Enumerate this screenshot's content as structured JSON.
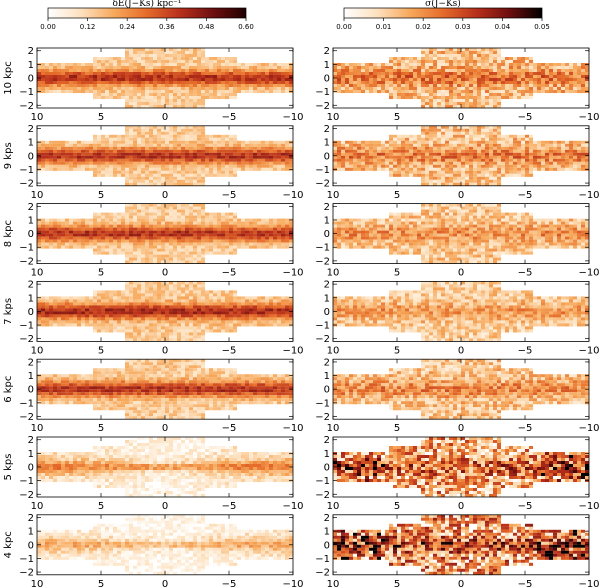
{
  "chart_data": {
    "type": "heatmap",
    "colorbars": [
      {
        "title": "δE(J−Ks) kpc⁻¹",
        "ticks": [
          "0.00",
          "0.12",
          "0.24",
          "0.36",
          "0.48",
          "0.60"
        ],
        "range": [
          0,
          0.6
        ],
        "colors": [
          "#ffffff",
          "#fde1bf",
          "#f7a95c",
          "#e56b2a",
          "#b8301b",
          "#6e0e10",
          "#200000"
        ]
      },
      {
        "title": "σ(J−Ks)",
        "ticks": [
          "0.00",
          "0.01",
          "0.02",
          "0.03",
          "0.04",
          "0.05"
        ],
        "range": [
          0,
          0.05
        ],
        "colors": [
          "#ffffff",
          "#fde1bf",
          "#f7a95c",
          "#e56b2a",
          "#b8301b",
          "#6e0e10",
          "#000000"
        ]
      }
    ],
    "x_ticks": [
      "10",
      "5",
      "0",
      "−5",
      "−10"
    ],
    "y_ticks": [
      "2",
      "1",
      "0",
      "−1",
      "−2"
    ],
    "xlim": [
      10,
      -10
    ],
    "ylim": [
      -2.2,
      2.2
    ],
    "distance_labels": [
      "10 kpc",
      "9 kps",
      "8 kpc",
      "7 kps",
      "6 kpc",
      "5 kps",
      "4 kpc"
    ],
    "left_panels_mean_level": [
      0.3,
      0.3,
      0.3,
      0.31,
      0.3,
      0.2,
      0.15
    ],
    "right_panels_mean_level": [
      0.02,
      0.019,
      0.017,
      0.016,
      0.018,
      0.022,
      0.025
    ],
    "distances_kpc": [
      10,
      9,
      8,
      7,
      6,
      5,
      4
    ]
  }
}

◆ **Problem to solve**
Restate the records above in full, word for word. Keep pictures out.

◆ **Written answer**
Enumerate this screenshot's content as structured JSON.
{
  "chart_data": {
    "type": "heatmap",
    "colorbars": [
      {
        "title": "δE(J−Ks) kpc⁻¹",
        "ticks": [
          "0.00",
          "0.12",
          "0.24",
          "0.36",
          "0.48",
          "0.60"
        ],
        "range": [
          0,
          0.6
        ],
        "colors": [
          "#ffffff",
          "#fde1bf",
          "#f7a95c",
          "#e56b2a",
          "#b8301b",
          "#6e0e10",
          "#200000"
        ]
      },
      {
        "title": "σ(J−Ks)",
        "ticks": [
          "0.00",
          "0.01",
          "0.02",
          "0.03",
          "0.04",
          "0.05"
        ],
        "range": [
          0,
          0.05
        ],
        "colors": [
          "#ffffff",
          "#fde1bf",
          "#f7a95c",
          "#e56b2a",
          "#b8301b",
          "#6e0e10",
          "#000000"
        ]
      }
    ],
    "x_ticks": [
      "10",
      "5",
      "0",
      "−5",
      "−10"
    ],
    "y_ticks": [
      "2",
      "1",
      "0",
      "−1",
      "−2"
    ],
    "xlim": [
      10,
      -10
    ],
    "ylim": [
      -2.2,
      2.2
    ],
    "distance_labels": [
      "10 kpc",
      "9 kps",
      "8 kpc",
      "7 kps",
      "6 kpc",
      "5 kps",
      "4 kpc"
    ],
    "left_panels_mean_level": [
      0.3,
      0.3,
      0.3,
      0.31,
      0.3,
      0.2,
      0.15
    ],
    "right_panels_mean_level": [
      0.02,
      0.019,
      0.017,
      0.016,
      0.018,
      0.022,
      0.025
    ],
    "distances_kpc": [
      10,
      9,
      8,
      7,
      6,
      5,
      4
    ]
  }
}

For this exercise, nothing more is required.